Stated exercise:
The data must be written out once more, precisely as given.

Exercise materials:
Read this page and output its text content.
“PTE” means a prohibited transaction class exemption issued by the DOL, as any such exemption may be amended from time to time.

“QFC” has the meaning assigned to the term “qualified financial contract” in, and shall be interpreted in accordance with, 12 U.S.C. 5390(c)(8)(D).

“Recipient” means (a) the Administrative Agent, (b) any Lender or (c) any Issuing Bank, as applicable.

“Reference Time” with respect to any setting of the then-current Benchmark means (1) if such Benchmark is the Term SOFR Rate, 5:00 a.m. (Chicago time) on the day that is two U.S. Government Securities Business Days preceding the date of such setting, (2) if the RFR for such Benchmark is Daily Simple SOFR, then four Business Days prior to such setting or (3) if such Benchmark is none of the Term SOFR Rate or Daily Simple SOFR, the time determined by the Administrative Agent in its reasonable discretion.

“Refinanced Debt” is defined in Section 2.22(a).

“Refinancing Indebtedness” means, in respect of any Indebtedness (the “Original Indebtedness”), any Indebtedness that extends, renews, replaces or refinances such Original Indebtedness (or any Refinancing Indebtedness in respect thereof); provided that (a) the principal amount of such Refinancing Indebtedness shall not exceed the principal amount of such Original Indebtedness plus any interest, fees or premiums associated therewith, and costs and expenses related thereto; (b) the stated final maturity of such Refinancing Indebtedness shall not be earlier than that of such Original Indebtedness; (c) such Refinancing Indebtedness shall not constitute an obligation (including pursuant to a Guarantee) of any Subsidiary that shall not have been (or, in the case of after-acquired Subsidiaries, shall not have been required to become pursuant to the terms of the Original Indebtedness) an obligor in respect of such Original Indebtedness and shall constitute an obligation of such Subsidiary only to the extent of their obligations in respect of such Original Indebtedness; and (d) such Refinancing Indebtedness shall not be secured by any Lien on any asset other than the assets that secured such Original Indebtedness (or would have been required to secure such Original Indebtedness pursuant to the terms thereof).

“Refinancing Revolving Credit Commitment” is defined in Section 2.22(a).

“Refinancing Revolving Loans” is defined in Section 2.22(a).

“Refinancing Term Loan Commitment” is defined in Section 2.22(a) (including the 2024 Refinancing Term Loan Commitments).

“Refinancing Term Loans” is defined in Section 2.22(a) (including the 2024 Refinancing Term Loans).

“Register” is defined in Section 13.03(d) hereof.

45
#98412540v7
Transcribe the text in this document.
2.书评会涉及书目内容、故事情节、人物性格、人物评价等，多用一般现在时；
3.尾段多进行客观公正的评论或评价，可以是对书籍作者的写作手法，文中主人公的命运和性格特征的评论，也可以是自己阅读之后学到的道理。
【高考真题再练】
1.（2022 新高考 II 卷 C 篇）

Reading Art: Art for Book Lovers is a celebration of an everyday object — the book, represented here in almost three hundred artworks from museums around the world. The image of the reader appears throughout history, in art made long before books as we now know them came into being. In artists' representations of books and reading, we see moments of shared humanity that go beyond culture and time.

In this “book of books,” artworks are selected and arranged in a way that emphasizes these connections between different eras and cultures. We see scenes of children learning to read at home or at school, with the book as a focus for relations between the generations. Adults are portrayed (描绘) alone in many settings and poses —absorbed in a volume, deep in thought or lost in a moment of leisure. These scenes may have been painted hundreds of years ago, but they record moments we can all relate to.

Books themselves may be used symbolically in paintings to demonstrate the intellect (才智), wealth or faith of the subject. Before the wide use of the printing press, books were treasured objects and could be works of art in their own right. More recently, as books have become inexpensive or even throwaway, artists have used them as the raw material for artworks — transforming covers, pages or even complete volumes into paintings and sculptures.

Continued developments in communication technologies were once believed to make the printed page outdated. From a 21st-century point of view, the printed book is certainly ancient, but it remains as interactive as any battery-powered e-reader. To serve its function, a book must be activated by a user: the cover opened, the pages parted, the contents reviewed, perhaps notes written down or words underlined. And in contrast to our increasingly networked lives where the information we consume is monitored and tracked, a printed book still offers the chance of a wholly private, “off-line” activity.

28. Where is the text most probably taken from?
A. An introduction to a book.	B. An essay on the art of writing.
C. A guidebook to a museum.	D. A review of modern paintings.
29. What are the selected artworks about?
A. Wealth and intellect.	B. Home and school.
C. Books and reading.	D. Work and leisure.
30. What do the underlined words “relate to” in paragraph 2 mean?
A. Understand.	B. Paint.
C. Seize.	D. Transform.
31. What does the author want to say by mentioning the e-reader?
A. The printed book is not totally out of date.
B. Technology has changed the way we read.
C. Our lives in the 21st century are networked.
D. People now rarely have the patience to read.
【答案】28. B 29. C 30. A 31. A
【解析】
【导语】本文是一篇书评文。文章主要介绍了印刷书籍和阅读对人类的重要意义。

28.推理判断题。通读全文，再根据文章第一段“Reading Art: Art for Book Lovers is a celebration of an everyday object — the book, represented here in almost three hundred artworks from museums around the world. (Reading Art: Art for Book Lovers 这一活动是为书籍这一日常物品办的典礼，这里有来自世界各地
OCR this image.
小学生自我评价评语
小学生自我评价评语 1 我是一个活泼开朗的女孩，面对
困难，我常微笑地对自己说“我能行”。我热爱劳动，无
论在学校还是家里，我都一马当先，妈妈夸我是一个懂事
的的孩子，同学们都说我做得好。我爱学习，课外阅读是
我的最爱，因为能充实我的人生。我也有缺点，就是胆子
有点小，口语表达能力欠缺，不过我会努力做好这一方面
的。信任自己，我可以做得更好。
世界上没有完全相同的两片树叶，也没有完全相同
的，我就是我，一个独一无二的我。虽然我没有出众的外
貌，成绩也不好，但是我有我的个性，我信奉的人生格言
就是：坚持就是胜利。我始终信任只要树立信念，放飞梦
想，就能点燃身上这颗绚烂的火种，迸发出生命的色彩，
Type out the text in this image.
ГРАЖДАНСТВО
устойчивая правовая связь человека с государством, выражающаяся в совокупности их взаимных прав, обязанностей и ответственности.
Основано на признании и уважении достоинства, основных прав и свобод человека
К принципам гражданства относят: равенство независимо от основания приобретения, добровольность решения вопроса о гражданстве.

Output below:
Read this page and output its text content.
“PTE” means a prohibited transaction class exemption issued by the DOL, as any such exemption may be amended from time to time.

“QFC” has the meaning assigned to the term “qualified financial contract” in, and shall be interpreted in accordance with, 12 U.S.C. 5390(c)(8)(D).

“Recipient” means (a) the Administrative Agent, (b) any Lender or (c) any Issuing Bank, as applicable.

“Reference Time” with respect to any setting of the then-current Benchmark means (1) if such Benchmark is the Term SOFR Rate, 5:00 a.m. (Chicago time) on the day that is two U.S. Government Securities Business Days preceding the date of such setting, (2) if the RFR for such Benchmark is Daily Simple SOFR, then four Business Days prior to such setting or (3) if such Benchmark is none of the Term SOFR Rate or Daily Simple SOFR, the time determined by the Administrative Agent in its reasonable discretion.

“Refinanced Debt” is defined in Section 2.22(a).

“Refinancing Indebtedness” means, in respect of any Indebtedness (the “Original Indebtedness”), any Indebtedness that extends, renews, replaces or refinances such Original Indebtedness (or any Refinancing Indebtedness in respect thereof); provided that (a) the principal amount of such Refinancing Indebtedness shall not exceed the principal amount of such Original Indebtedness plus any interest, fees or premiums associated therewith, and costs and expenses related thereto; (b) the stated final maturity of such Refinancing Indebtedness shall not be earlier than that of such Original Indebtedness; (c) such Refinancing Indebtedness shall not constitute an obligation (including pursuant to a Guarantee) of any Subsidiary that shall not have been (or, in the case of after-acquired Subsidiaries, shall not have been required to become pursuant to the terms of the Original Indebtedness) an obligor in respect of such Original Indebtedness and shall constitute an obligation of such Subsidiary only to the extent of their obligations in respect of such Original Indebtedness; and (d) such Refinancing Indebtedness shall not be secured by any Lien on any asset other than the assets that secured such Original Indebtedness (or would have been required to secure such Original Indebtedness pursuant to the terms thereof).

“Refinancing Revolving Credit Commitment” is defined in Section 2.22(a).

“Refinancing Revolving Loans” is defined in Section 2.22(a).

“Refinancing Term Loan Commitment” is defined in Section 2.22(a) (including the 2024 Refinancing Term Loan Commitments).

“Refinancing Term Loans” is defined in Section 2.22(a) (including the 2024 Refinancing Term Loans).

“Register” is defined in Section 13.03(d) hereof.

45
#98412540v7
Transcribe the text in this document.
2.书评会涉及书目内容、故事情节、人物性格、人物评价等，多用一般现在时；
3.尾段多进行客观公正的评论或评价，可以是对书籍作者的写作手法，文中主人公的命运和性格特征的评论，也可以是自己阅读之后学到的道理。
【高考真题再练】
1.（2022 新高考 II 卷 C 篇）

Reading Art: Art for Book Lovers is a celebration of an everyday object — the book, represented here in almost three hundred artworks from museums around the world. The image of the reader appears throughout history, in art made long before books as we now know them came into being. In artists' representations of books and reading, we see moments of shared humanity that go beyond culture and time.

In this “book of books,” artworks are selected and arranged in a way that emphasizes these connections between different eras and cultures. We see scenes of children learning to read at home or at school, with the book as a focus for relations between the generations. Adults are portrayed (描绘) alone in many settings and poses —absorbed in a volume, deep in thought or lost in a moment of leisure. These scenes may have been painted hundreds of years ago, but they record moments we can all relate to.

Books themselves may be used symbolically in paintings to demonstrate the intellect (才智), wealth or faith of the subject. Before the wide use of the printing press, books were treasured objects and could be works of art in their own right. More recently, as books have become inexpensive or even throwaway, artists have used them as the raw material for artworks — transforming covers, pages or even complete volumes into paintings and sculptures.

Continued developments in communication technologies were once believed to make the printed page outdated. From a 21st-century point of view, the printed book is certainly ancient, but it remains as interactive as any battery-powered e-reader. To serve its function, a book must be activated by a user: the cover opened, the pages parted, the contents reviewed, perhaps notes written down or words underlined. And in contrast to our increasingly networked lives where the information we consume is monitored and tracked, a printed book still offers the chance of a wholly private, “off-line” activity.

28. Where is the text most probably taken from?
A. An introduction to a book.	B. An essay on the art of writing.
C. A guidebook to a museum.	D. A review of modern paintings.
29. What are the selected artworks about?
A. Wealth and intellect.	B. Home and school.
C. Books and reading.	D. Work and leisure.
30. What do the underlined words “relate to” in paragraph 2 mean?
A. Understand.	B. Paint.
C. Seize.	D. Transform.
31. What does the author want to say by mentioning the e-reader?
A. The printed book is not totally out of date.
B. Technology has changed the way we read.
C. Our lives in the 21st century are networked.
D. People now rarely have the patience to read.
【答案】28. B 29. C 30. A 31. A
【解析】
【导语】本文是一篇书评文。文章主要介绍了印刷书籍和阅读对人类的重要意义。

28.推理判断题。通读全文，再根据文章第一段“Reading Art: Art for Book Lovers is a celebration of an everyday object — the book, represented here in almost three hundred artworks from museums around the world. (Reading Art: Art for Book Lovers 这一活动是为书籍这一日常物品办的典礼，这里有来自世界各地
OCR this image.
小学生自我评价评语
小学生自我评价评语 1 我是一个活泼开朗的女孩，面对
困难，我常微笑地对自己说“我能行”。我热爱劳动，无
论在学校还是家里，我都一马当先，妈妈夸我是一个懂事
的的孩子，同学们都说我做得好。我爱学习，课外阅读是
我的最爱，因为能充实我的人生。我也有缺点，就是胆子
有点小，口语表达能力欠缺，不过我会努力做好这一方面
的。信任自己，我可以做得更好。
世界上没有完全相同的两片树叶，也没有完全相同
的，我就是我，一个独一无二的我。虽然我没有出众的外
貌，成绩也不好，但是我有我的个性，我信奉的人生格言
就是：坚持就是胜利。我始终信任只要树立信念，放飞梦
想，就能点燃身上这颗绚烂的火种，迸发出生命的色彩，
Type out the text in this image.
ГРАЖДАНСТВО
устойчивая правовая связь человека с государством, выражающаяся в совокупности их взаимных прав, обязанностей и ответственности.
Основано на признании и уважении достоинства, основных прав и свобод человека
К принципам гражданства относят: равенство независимо от основания приобретения, добровольность решения вопроса о гражданстве.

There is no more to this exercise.